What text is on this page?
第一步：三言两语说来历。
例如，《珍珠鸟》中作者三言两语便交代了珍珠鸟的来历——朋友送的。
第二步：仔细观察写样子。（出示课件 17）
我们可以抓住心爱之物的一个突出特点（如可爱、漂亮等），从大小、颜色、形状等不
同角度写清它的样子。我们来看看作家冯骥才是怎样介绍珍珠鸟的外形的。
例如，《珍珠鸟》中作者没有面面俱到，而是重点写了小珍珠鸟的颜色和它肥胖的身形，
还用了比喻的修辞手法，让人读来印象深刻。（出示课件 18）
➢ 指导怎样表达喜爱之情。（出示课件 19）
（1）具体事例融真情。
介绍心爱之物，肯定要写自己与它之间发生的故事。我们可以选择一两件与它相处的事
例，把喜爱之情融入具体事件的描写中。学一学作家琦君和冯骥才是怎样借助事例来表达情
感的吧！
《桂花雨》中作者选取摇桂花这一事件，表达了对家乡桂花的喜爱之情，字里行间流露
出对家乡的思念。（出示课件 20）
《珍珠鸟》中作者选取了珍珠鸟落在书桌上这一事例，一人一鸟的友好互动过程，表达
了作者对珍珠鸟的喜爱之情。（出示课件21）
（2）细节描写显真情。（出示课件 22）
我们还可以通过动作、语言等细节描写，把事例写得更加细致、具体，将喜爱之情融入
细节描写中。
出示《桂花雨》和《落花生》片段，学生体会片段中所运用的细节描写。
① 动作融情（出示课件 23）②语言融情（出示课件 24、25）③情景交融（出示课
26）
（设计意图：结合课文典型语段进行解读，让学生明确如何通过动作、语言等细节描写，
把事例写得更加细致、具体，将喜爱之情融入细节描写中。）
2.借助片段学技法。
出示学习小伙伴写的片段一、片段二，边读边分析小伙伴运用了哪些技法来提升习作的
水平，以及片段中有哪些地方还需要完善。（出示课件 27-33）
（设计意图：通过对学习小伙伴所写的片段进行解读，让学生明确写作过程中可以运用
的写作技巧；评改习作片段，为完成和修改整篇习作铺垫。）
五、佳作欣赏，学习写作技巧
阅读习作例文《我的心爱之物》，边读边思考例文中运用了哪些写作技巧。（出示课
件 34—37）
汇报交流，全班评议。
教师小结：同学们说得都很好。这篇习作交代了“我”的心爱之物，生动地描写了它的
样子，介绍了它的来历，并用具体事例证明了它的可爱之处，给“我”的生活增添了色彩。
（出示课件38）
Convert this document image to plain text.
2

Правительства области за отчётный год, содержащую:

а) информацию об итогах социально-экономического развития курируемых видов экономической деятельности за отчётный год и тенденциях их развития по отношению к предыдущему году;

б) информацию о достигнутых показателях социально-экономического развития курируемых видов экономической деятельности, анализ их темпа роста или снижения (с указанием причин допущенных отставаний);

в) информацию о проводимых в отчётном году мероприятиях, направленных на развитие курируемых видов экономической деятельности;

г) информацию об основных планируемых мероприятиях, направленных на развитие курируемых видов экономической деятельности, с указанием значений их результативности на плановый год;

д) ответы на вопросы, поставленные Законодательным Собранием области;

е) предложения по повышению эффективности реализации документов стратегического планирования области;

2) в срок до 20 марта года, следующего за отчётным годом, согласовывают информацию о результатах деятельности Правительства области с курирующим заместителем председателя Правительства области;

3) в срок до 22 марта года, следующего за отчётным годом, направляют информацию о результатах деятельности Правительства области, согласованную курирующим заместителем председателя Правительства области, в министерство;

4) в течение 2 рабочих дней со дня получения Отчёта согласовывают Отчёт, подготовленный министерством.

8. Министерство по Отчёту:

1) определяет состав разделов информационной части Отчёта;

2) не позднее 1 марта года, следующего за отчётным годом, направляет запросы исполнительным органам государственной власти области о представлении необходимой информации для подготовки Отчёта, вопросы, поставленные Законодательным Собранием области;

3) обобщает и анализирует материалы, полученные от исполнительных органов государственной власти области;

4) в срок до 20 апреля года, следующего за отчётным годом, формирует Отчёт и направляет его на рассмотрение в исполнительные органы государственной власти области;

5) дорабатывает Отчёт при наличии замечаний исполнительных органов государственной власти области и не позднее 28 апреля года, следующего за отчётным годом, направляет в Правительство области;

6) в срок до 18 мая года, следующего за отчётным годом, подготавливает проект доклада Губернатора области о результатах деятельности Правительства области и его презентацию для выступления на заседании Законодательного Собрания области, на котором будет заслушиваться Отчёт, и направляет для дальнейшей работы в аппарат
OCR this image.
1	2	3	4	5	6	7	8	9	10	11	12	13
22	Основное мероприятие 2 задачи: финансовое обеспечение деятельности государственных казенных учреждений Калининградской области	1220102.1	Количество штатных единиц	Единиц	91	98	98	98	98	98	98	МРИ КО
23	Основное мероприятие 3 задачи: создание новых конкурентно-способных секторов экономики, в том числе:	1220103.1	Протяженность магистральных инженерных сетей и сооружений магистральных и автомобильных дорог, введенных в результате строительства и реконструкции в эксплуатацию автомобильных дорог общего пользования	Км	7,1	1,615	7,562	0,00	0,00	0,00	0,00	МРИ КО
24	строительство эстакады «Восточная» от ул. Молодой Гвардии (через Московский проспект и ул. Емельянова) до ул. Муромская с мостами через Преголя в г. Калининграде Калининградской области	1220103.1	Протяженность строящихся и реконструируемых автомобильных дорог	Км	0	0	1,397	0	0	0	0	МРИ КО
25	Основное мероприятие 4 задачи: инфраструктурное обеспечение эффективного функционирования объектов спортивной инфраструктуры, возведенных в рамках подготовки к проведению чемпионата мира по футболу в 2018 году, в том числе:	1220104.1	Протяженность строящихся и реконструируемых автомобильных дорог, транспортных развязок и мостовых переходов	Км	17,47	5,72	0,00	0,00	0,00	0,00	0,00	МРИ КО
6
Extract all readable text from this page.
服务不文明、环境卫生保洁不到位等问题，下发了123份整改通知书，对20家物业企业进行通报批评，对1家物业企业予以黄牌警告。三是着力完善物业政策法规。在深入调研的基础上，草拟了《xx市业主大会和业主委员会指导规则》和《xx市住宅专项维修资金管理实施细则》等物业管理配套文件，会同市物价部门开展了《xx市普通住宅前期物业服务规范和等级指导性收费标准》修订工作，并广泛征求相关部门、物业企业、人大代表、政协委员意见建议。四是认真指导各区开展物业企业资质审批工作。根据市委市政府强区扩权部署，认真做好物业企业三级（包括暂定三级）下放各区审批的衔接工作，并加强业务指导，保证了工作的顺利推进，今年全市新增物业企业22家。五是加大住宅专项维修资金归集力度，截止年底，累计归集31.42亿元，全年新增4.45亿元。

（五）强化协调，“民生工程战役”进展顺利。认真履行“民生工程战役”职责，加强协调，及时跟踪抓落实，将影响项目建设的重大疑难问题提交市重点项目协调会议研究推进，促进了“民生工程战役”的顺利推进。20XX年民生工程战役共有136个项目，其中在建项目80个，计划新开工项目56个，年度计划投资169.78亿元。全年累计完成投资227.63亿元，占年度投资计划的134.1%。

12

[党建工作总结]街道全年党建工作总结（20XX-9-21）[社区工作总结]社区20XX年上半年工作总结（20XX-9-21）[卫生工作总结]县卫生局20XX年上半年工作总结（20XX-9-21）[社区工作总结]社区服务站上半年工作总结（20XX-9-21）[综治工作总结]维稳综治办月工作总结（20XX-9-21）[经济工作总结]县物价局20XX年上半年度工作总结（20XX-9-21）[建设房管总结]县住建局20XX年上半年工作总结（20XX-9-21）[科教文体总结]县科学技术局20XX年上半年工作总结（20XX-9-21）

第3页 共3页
▬▬▬▬▬▬
Exercise aim :: Each line above that holds the string "курируемых" should be copied and shown.

Result of this exercise ::
а) информацию об итогах социально-экономического развития курируемых видов экономической деятельности за отчётный год и тенденциях их развития по отношению к предыдущему году;
б) информацию о достигнутых показателях социально-экономического развития курируемых видов экономической деятельности, анализ их темпа роста или снижения (с указанием причин допущенных отставаний);
в) информацию о проводимых в отчётном году мероприятиях, направленных на развитие курируемых видов экономической деятельности;
г) информацию об основных планируемых мероприятиях, направленных на развитие курируемых видов экономической деятельности, с указанием значений их результативности на плановый год;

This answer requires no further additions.